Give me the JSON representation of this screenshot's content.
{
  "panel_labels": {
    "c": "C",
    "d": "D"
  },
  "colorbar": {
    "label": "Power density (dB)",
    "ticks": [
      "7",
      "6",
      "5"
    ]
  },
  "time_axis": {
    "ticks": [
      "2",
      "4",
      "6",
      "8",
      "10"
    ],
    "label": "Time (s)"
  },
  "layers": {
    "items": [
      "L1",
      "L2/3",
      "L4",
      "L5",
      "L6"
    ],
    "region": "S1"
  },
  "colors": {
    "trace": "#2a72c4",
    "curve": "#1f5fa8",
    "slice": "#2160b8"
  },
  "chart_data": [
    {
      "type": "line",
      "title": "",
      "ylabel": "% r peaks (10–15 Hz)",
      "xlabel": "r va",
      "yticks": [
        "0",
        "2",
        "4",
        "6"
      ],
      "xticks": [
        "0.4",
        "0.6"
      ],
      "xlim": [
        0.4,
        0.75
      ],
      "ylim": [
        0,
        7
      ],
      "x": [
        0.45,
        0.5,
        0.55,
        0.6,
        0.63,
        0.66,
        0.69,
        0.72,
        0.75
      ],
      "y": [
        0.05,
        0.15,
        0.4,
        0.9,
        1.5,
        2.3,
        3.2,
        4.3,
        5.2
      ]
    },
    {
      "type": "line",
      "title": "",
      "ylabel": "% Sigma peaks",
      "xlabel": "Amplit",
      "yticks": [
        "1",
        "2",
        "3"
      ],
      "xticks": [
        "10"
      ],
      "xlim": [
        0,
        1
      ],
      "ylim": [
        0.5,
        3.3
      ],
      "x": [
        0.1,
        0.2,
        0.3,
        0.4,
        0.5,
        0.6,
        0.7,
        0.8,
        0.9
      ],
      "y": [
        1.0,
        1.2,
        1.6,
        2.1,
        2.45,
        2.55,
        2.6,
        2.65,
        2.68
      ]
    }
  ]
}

-- WRITTEN INSTRUCTION --
Would you reproduce the material above in full, exactly as given?

-- PROBLEM SOLUTION --
Give me the JSON representation of this screenshot's content.
{
  "panel_labels": {
    "c": "C",
    "d": "D"
  },
  "colorbar": {
    "label": "Power density (dB)",
    "ticks": [
      "7",
      "6",
      "5"
    ]
  },
  "time_axis": {
    "ticks": [
      "2",
      "4",
      "6",
      "8",
      "10"
    ],
    "label": "Time (s)"
  },
  "layers": {
    "items": [
      "L1",
      "L2/3",
      "L4",
      "L5",
      "L6"
    ],
    "region": "S1"
  },
  "colors": {
    "trace": "#2a72c4",
    "curve": "#1f5fa8",
    "slice": "#2160b8"
  },
  "chart_data": [
    {
      "type": "line",
      "title": "",
      "ylabel": "% r peaks (10–15 Hz)",
      "xlabel": "r va",
      "yticks": [
        "0",
        "2",
        "4",
        "6"
      ],
      "xticks": [
        "0.4",
        "0.6"
      ],
      "xlim": [
        0.4,
        0.75
      ],
      "ylim": [
        0,
        7
      ],
      "x": [
        0.45,
        0.5,
        0.55,
        0.6,
        0.63,
        0.66,
        0.69,
        0.72,
        0.75
      ],
      "y": [
        0.05,
        0.15,
        0.4,
        0.9,
        1.5,
        2.3,
        3.2,
        4.3,
        5.2
      ]
    },
    {
      "type": "line",
      "title": "",
      "ylabel": "% Sigma peaks",
      "xlabel": "Amplit",
      "yticks": [
        "1",
        "2",
        "3"
      ],
      "xticks": [
        "10"
      ],
      "xlim": [
        0,
        1
      ],
      "ylim": [
        0.5,
        3.3
      ],
      "x": [
        0.1,
        0.2,
        0.3,
        0.4,
        0.5,
        0.6,
        0.7,
        0.8,
        0.9
      ],
      "y": [
        1.0,
        1.2,
        1.6,
        2.1,
        2.45,
        2.55,
        2.6,
        2.65,
        2.68
      ]
    }
  ]
}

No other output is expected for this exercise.